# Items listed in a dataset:
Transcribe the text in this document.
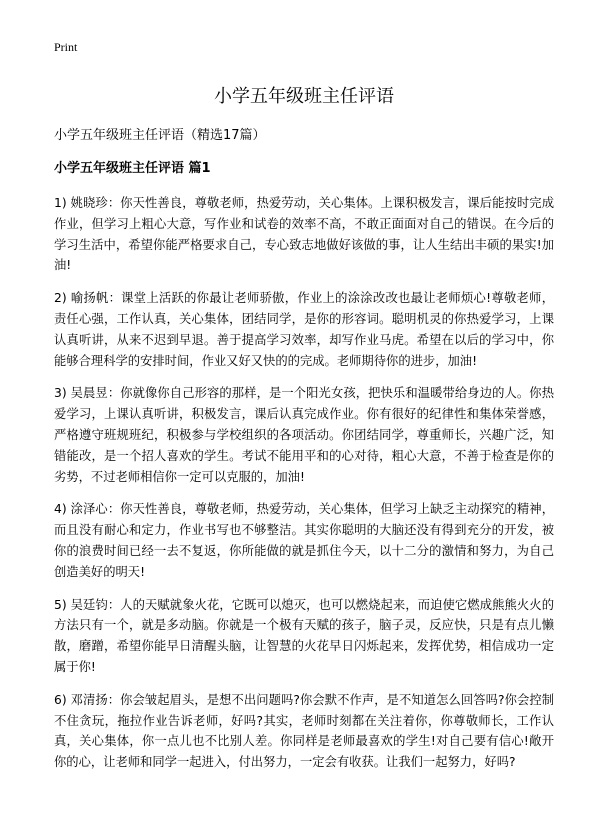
Print
小学五年级班主任评语
小学五年级班主任评语（精选17篇）
小学五年级班主任评语 篇1

1) 姚晓珍：你天性善良，尊敬老师，热爱劳动，关心集体。上课积极发言，课后能按时完成作业，但学习上粗心大意，写作业和试卷的效率不高，不敢正面面对自己的错误。在今后的学习生活中，希望你能严格要求自己，专心致志地做好该做的事，让人生结出丰硕的果实!加油!

2) 喻扬帆：课堂上活跃的你最让老师骄傲，作业上的涂涂改改也最让老师烦心!尊敬老师，责任心强，工作认真，关心集体，团结同学，是你的形容词。聪明机灵的你热爱学习，上课认真听讲，从来不迟到早退。善于提高学习效率，却写作业马虎。希望在以后的学习中，你能够合理科学的安排时间，作业又好又快的的完成。老师期待你的进步，加油!

3) 吴晨昱：你就像你自己形容的那样，是一个阳光女孩，把快乐和温暖带给身边的人。你热爱学习，上课认真听讲，积极发言，课后认真完成作业。你有很好的纪律性和集体荣誉感，严格遵守班规班纪，积极参与学校组织的各项活动。你团结同学，尊重师长，兴趣广泛，知错能改，是一个招人喜欢的学生。考试不能用平和的心对待，粗心大意，不善于检查是你的劣势，不过老师相信你一定可以克服的，加油!

4) 涂泽心：你天性善良，尊敬老师，热爱劳动，关心集体，但学习上缺乏主动探究的精神，而且没有耐心和定力，作业书写也不够整洁。其实你聪明的大脑还没有得到充分的开发，被你的浪费时间已经一去不复返，你所能做的就是抓住今天，以十二分的激情和努力，为自己创造美好的明天!

5) 吴廷钧：人的天赋就象火花，它既可以熄灭，也可以燃烧起来，而迫使它燃成熊熊火火的方法只有一个，就是多动脑。你就是一个极有天赋的孩子，脑子灵，反应快，只是有点儿懒散，磨蹭，希望你能早日清醒头脑，让智慧的火花早日闪烁起来，发挥优势，相信成功一定属于你!

6) 邓清扬：你会皱起眉头，是想不出问题吗?你会默不作声，是不知道怎么回答吗?你会控制不住贪玩，拖拉作业告诉老师，好吗?其实，老师时刻都在关注着你，你尊敬师长，工作认真，关心集体，你一点儿也不比别人差。你同样是老师最喜欢的学生!对自己要有信心!敞开你的心，让老师和同学一起进入，付出努力，一定会有收获。让我们一起努力，好吗?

# Given request:
Return only the number of lines in the data above that include the word "你天性善良".

# Full response:
2